Reproduce the records below exactly as they are written.

-- Data records follows --

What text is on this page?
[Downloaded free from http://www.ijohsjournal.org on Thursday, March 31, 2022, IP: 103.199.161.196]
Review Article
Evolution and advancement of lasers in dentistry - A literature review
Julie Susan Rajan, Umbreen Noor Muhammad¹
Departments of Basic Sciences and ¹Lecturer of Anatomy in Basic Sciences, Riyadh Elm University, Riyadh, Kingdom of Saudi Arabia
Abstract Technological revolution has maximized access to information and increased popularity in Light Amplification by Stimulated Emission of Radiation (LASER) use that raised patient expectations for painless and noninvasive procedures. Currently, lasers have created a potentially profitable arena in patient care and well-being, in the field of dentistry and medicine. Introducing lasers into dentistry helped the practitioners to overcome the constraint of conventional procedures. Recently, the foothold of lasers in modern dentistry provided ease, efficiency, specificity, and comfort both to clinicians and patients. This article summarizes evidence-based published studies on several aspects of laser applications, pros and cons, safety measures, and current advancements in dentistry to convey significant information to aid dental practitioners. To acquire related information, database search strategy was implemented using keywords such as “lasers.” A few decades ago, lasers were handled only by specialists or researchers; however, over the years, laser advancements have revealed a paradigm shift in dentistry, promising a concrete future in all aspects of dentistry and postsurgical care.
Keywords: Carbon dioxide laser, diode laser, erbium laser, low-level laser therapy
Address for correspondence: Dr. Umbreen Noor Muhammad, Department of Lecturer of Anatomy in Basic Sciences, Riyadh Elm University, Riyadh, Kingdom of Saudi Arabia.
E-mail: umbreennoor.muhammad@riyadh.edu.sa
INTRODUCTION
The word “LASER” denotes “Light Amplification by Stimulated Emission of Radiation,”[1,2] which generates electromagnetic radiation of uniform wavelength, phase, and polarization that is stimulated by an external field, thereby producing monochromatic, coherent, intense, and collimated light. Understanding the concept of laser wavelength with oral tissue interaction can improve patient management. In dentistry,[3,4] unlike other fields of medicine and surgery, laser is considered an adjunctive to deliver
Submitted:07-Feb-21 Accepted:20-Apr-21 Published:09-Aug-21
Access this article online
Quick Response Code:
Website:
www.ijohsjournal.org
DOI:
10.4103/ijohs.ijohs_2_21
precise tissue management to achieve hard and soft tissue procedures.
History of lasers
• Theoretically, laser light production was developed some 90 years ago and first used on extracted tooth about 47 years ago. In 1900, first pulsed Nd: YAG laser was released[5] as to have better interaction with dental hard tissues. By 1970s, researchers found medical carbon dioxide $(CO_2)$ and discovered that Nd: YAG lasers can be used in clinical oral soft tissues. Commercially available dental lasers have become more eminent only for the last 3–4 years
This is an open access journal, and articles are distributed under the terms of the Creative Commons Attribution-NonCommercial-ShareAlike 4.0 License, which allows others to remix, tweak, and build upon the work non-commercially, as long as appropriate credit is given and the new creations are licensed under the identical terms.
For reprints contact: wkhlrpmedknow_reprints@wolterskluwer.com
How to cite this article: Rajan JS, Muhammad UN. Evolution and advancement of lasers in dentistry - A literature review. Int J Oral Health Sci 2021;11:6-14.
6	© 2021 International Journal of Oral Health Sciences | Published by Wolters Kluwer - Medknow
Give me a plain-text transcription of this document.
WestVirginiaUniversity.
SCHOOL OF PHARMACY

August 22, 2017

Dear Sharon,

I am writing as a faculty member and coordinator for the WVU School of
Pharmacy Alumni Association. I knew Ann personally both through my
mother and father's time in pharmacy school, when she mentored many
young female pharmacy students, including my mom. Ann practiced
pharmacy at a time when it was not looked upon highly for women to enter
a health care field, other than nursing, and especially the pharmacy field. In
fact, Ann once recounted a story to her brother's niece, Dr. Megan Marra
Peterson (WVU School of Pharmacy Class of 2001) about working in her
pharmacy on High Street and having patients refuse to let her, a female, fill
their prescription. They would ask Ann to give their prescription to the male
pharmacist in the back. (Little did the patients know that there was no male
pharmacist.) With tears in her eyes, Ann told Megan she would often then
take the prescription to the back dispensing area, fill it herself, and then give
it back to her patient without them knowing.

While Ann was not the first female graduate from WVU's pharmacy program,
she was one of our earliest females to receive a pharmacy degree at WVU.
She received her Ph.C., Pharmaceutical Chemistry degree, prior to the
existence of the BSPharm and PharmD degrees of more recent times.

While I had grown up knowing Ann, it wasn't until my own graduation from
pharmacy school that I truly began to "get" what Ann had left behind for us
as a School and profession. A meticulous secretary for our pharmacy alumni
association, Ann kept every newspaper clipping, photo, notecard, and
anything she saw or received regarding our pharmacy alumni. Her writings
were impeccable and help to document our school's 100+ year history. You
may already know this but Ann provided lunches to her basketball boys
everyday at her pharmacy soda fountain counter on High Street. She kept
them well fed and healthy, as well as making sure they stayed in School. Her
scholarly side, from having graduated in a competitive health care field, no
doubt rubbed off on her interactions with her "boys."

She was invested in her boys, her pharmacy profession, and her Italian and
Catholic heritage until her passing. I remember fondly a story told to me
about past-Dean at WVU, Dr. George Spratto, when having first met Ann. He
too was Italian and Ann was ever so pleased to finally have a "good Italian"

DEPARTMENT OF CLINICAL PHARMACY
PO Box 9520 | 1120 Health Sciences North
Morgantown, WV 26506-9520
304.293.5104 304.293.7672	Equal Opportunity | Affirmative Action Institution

-- Data records concluded --

◆ Finished task:
What text is on this page?
[Downloaded free from http://www.ijohsjournal.org on Thursday, March 31, 2022, IP: 103.199.161.196]
Review Article
Evolution and advancement of lasers in dentistry - A literature review
Julie Susan Rajan, Umbreen Noor Muhammad¹
Departments of Basic Sciences and ¹Lecturer of Anatomy in Basic Sciences, Riyadh Elm University, Riyadh, Kingdom of Saudi Arabia
Abstract Technological revolution has maximized access to information and increased popularity in Light Amplification by Stimulated Emission of Radiation (LASER) use that raised patient expectations for painless and noninvasive procedures. Currently, lasers have created a potentially profitable arena in patient care and well-being, in the field of dentistry and medicine. Introducing lasers into dentistry helped the practitioners to overcome the constraint of conventional procedures. Recently, the foothold of lasers in modern dentistry provided ease, efficiency, specificity, and comfort both to clinicians and patients. This article summarizes evidence-based published studies on several aspects of laser applications, pros and cons, safety measures, and current advancements in dentistry to convey significant information to aid dental practitioners. To acquire related information, database search strategy was implemented using keywords such as “lasers.” A few decades ago, lasers were handled only by specialists or researchers; however, over the years, laser advancements have revealed a paradigm shift in dentistry, promising a concrete future in all aspects of dentistry and postsurgical care.
Keywords: Carbon dioxide laser, diode laser, erbium laser, low-level laser therapy
Address for correspondence: Dr. Umbreen Noor Muhammad, Department of Lecturer of Anatomy in Basic Sciences, Riyadh Elm University, Riyadh, Kingdom of Saudi Arabia.
E-mail: umbreennoor.muhammad@riyadh.edu.sa
INTRODUCTION
The word “LASER” denotes “Light Amplification by Stimulated Emission of Radiation,”[1,2] which generates electromagnetic radiation of uniform wavelength, phase, and polarization that is stimulated by an external field, thereby producing monochromatic, coherent, intense, and collimated light. Understanding the concept of laser wavelength with oral tissue interaction can improve patient management. In dentistry,[3,4] unlike other fields of medicine and surgery, laser is considered an adjunctive to deliver
Submitted:07-Feb-21 Accepted:20-Apr-21 Published:09-Aug-21
Access this article online
Quick Response Code:
Website:
www.ijohsjournal.org
DOI:
10.4103/ijohs.ijohs_2_21
precise tissue management to achieve hard and soft tissue procedures.
History of lasers
• Theoretically, laser light production was developed some 90 years ago and first used on extracted tooth about 47 years ago. In 1900, first pulsed Nd: YAG laser was released[5] as to have better interaction with dental hard tissues. By 1970s, researchers found medical carbon dioxide $(CO_2)$ and discovered that Nd: YAG lasers can be used in clinical oral soft tissues. Commercially available dental lasers have become more eminent only for the last 3–4 years
This is an open access journal, and articles are distributed under the terms of the Creative Commons Attribution-NonCommercial-ShareAlike 4.0 License, which allows others to remix, tweak, and build upon the work non-commercially, as long as appropriate credit is given and the new creations are licensed under the identical terms.
For reprints contact: wkhlrpmedknow_reprints@wolterskluwer.com
How to cite this article: Rajan JS, Muhammad UN. Evolution and advancement of lasers in dentistry - A literature review. Int J Oral Health Sci 2021;11:6-14.
6	© 2021 International Journal of Oral Health Sciences | Published by Wolters Kluwer - Medknow
Give me a plain-text transcription of this document.
WestVirginiaUniversity.
SCHOOL OF PHARMACY

August 22, 2017

Dear Sharon,

I am writing as a faculty member and coordinator for the WVU School of
Pharmacy Alumni Association. I knew Ann personally both through my
mother and father's time in pharmacy school, when she mentored many
young female pharmacy students, including my mom. Ann practiced
pharmacy at a time when it was not looked upon highly for women to enter
a health care field, other than nursing, and especially the pharmacy field. In
fact, Ann once recounted a story to her brother's niece, Dr. Megan Marra
Peterson (WVU School of Pharmacy Class of 2001) about working in her
pharmacy on High Street and having patients refuse to let her, a female, fill
their prescription. They would ask Ann to give their prescription to the male
pharmacist in the back. (Little did the patients know that there was no male
pharmacist.) With tears in her eyes, Ann told Megan she would often then
take the prescription to the back dispensing area, fill it herself, and then give
it back to her patient without them knowing.

While Ann was not the first female graduate from WVU's pharmacy program,
she was one of our earliest females to receive a pharmacy degree at WVU.
She received her Ph.C., Pharmaceutical Chemistry degree, prior to the
existence of the BSPharm and PharmD degrees of more recent times.

While I had grown up knowing Ann, it wasn't until my own graduation from
pharmacy school that I truly began to "get" what Ann had left behind for us
as a School and profession. A meticulous secretary for our pharmacy alumni
association, Ann kept every newspaper clipping, photo, notecard, and
anything she saw or received regarding our pharmacy alumni. Her writings
were impeccable and help to document our school's 100+ year history. You
may already know this but Ann provided lunches to her basketball boys
everyday at her pharmacy soda fountain counter on High Street. She kept
them well fed and healthy, as well as making sure they stayed in School. Her
scholarly side, from having graduated in a competitive health care field, no
doubt rubbed off on her interactions with her "boys."

She was invested in her boys, her pharmacy profession, and her Italian and
Catholic heritage until her passing. I remember fondly a story told to me
about past-Dean at WVU, Dr. George Spratto, when having first met Ann. He
too was Italian and Ann was ever so pleased to finally have a "good Italian"

DEPARTMENT OF CLINICAL PHARMACY
PO Box 9520 | 1120 Health Sciences North
Morgantown, WV 26506-9520
304.293.5104 304.293.7672	Equal Opportunity | Affirmative Action Institution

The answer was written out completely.